= Figure record listings =
= = = = =
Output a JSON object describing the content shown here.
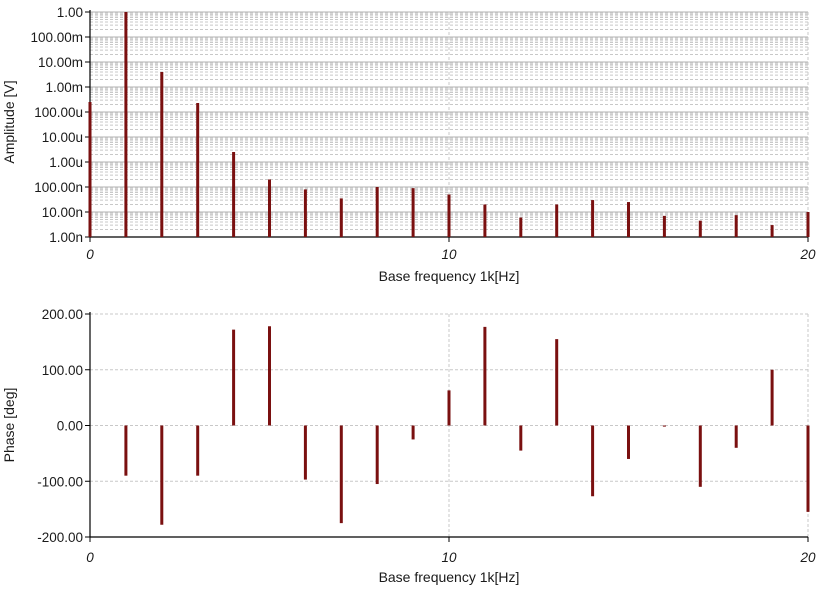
{
  "chart_data": [
    {
      "type": "bar",
      "subtype": "stem",
      "scale_y": "log",
      "xlabel": "Base frequency 1k[Hz]",
      "ylabel": "Amplitude [V]",
      "xlim": [
        0,
        20
      ],
      "ylim": [
        1e-09,
        1
      ],
      "x_ticks": [
        "0",
        "10",
        "20"
      ],
      "y_ticks": [
        "1.00n",
        "10.00n",
        "100.00n",
        "1.00u",
        "10.00u",
        "100.00u",
        "1.00m",
        "10.00m",
        "100.00m",
        "1.00"
      ],
      "grid": true,
      "color": "#7a1010",
      "x": [
        0,
        1,
        2,
        3,
        4,
        5,
        6,
        7,
        8,
        9,
        10,
        11,
        12,
        13,
        14,
        15,
        16,
        17,
        18,
        19,
        20
      ],
      "values": [
        0.00025,
        1.0,
        0.004,
        0.00023,
        2.5e-06,
        2e-07,
        8e-08,
        3.5e-08,
        1e-07,
        9e-08,
        5e-08,
        2e-08,
        6e-09,
        2e-08,
        3e-08,
        2.5e-08,
        7e-09,
        4.5e-09,
        7.5e-09,
        3e-09,
        1e-08
      ]
    },
    {
      "type": "bar",
      "subtype": "stem",
      "xlabel": "Base frequency 1k[Hz]",
      "ylabel": "Phase [deg]",
      "xlim": [
        0,
        20
      ],
      "ylim": [
        -200,
        200
      ],
      "x_ticks": [
        "0",
        "10",
        "20"
      ],
      "y_ticks": [
        "-200.00",
        "-100.00",
        "0.00",
        "100.00",
        "200.00"
      ],
      "grid": true,
      "color": "#7a1010",
      "x": [
        1,
        2,
        3,
        4,
        5,
        6,
        7,
        8,
        9,
        10,
        11,
        12,
        13,
        14,
        15,
        16,
        17,
        18,
        19,
        20
      ],
      "values": [
        -90,
        -178,
        -90,
        172,
        178,
        -97,
        -175,
        -105,
        -25,
        63,
        177,
        -45,
        155,
        -127,
        -60,
        -2,
        -110,
        -40,
        100,
        -155
      ]
    }
  ]
}
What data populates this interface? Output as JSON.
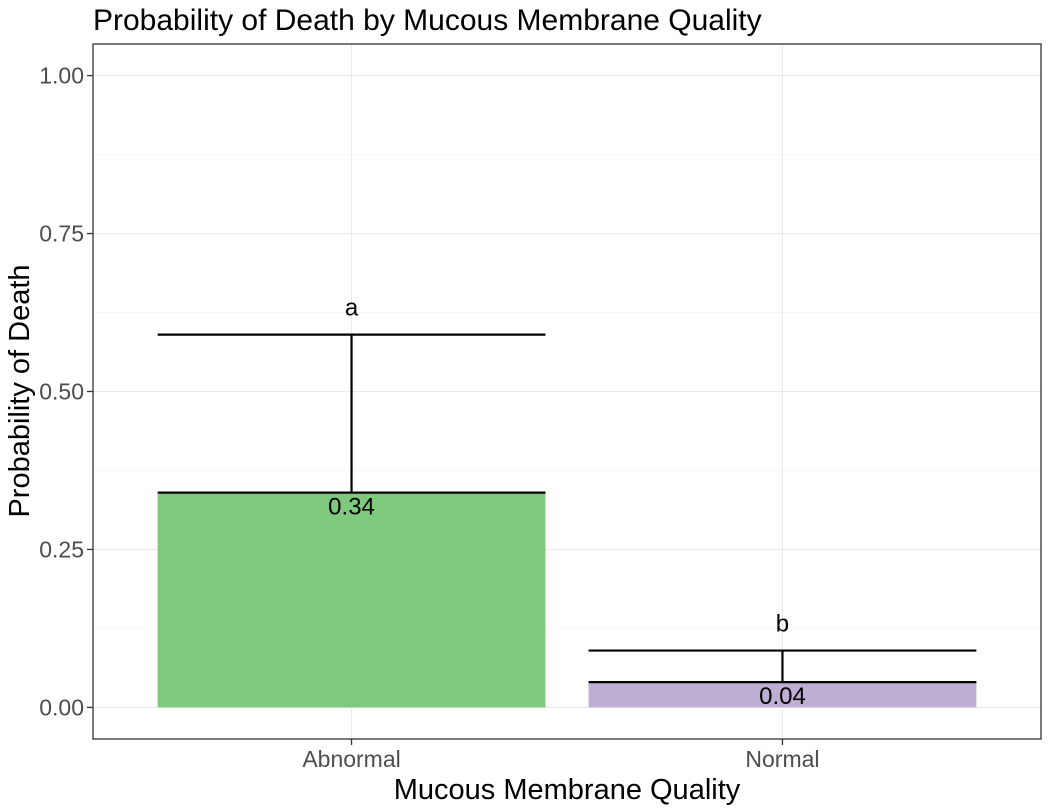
{
  "chart_data": {
    "type": "bar",
    "title": "Probability of Death by Mucous Membrane Quality",
    "xlabel": "Mucous Membrane Quality",
    "ylabel": "Probability of Death",
    "ylim": [
      -0.05,
      1.05
    ],
    "y_ticks": [
      "0.00",
      "0.25",
      "0.50",
      "0.75",
      "1.00"
    ],
    "grid": true,
    "categories": [
      "Abnormal",
      "Normal"
    ],
    "values": [
      0.34,
      0.04
    ],
    "value_labels": [
      "0.34",
      "0.04"
    ],
    "upper_ci": [
      0.59,
      0.09
    ],
    "significance_letters": [
      "a",
      "b"
    ],
    "bar_colors": [
      "#7fc97f",
      "#beaed4"
    ]
  }
}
= = = = =
= TASK REQUIREMENTS =
Transcribe the records verbatim and omit the images.

= CORRECT OUTPUT =
Output a JSON object describing the content shown here.
{
  "chart_data": [
    {
      "type": "bar",
      "subtype": "stem",
      "scale_y": "log",
      "xlabel": "Base frequency 1k[Hz]",
      "ylabel": "Amplitude [V]",
      "xlim": [
        0,
        20
      ],
      "ylim": [
        1e-09,
        1
      ],
      "x_ticks": [
        "0",
        "10",
        "20"
      ],
      "y_ticks": [
        "1.00n",
        "10.00n",
        "100.00n",
        "1.00u",
        "10.00u",
        "100.00u",
        "1.00m",
        "10.00m",
        "100.00m",
        "1.00"
      ],
      "grid": true,
      "color": "#7a1010",
      "x": [
        0,
        1,
        2,
        3,
        4,
        5,
        6,
        7,
        8,
        9,
        10,
        11,
        12,
        13,
        14,
        15,
        16,
        17,
        18,
        19,
        20
      ],
      "values": [
        0.00025,
        1.0,
        0.004,
        0.00023,
        2.5e-06,
        2e-07,
        8e-08,
        3.5e-08,
        1e-07,
        9e-08,
        5e-08,
        2e-08,
        6e-09,
        2e-08,
        3e-08,
        2.5e-08,
        7e-09,
        4.5e-09,
        7.5e-09,
        3e-09,
        1e-08
      ]
    },
    {
      "type": "bar",
      "subtype": "stem",
      "xlabel": "Base frequency 1k[Hz]",
      "ylabel": "Phase [deg]",
      "xlim": [
        0,
        20
      ],
      "ylim": [
        -200,
        200
      ],
      "x_ticks": [
        "0",
        "10",
        "20"
      ],
      "y_ticks": [
        "-200.00",
        "-100.00",
        "0.00",
        "100.00",
        "200.00"
      ],
      "grid": true,
      "color": "#7a1010",
      "x": [
        1,
        2,
        3,
        4,
        5,
        6,
        7,
        8,
        9,
        10,
        11,
        12,
        13,
        14,
        15,
        16,
        17,
        18,
        19,
        20
      ],
      "values": [
        -90,
        -178,
        -90,
        172,
        178,
        -97,
        -175,
        -105,
        -25,
        63,
        177,
        -45,
        155,
        -127,
        -60,
        -2,
        -110,
        -40,
        100,
        -155
      ]
    }
  ]
}
What data populates this interface? Output as JSON.
{
  "chart_data": {
    "type": "bar",
    "title": "Probability of Death by Mucous Membrane Quality",
    "xlabel": "Mucous Membrane Quality",
    "ylabel": "Probability of Death",
    "ylim": [
      -0.05,
      1.05
    ],
    "y_ticks": [
      "0.00",
      "0.25",
      "0.50",
      "0.75",
      "1.00"
    ],
    "grid": true,
    "categories": [
      "Abnormal",
      "Normal"
    ],
    "values": [
      0.34,
      0.04
    ],
    "value_labels": [
      "0.34",
      "0.04"
    ],
    "upper_ci": [
      0.59,
      0.09
    ],
    "significance_letters": [
      "a",
      "b"
    ],
    "bar_colors": [
      "#7fc97f",
      "#beaed4"
    ]
  }
}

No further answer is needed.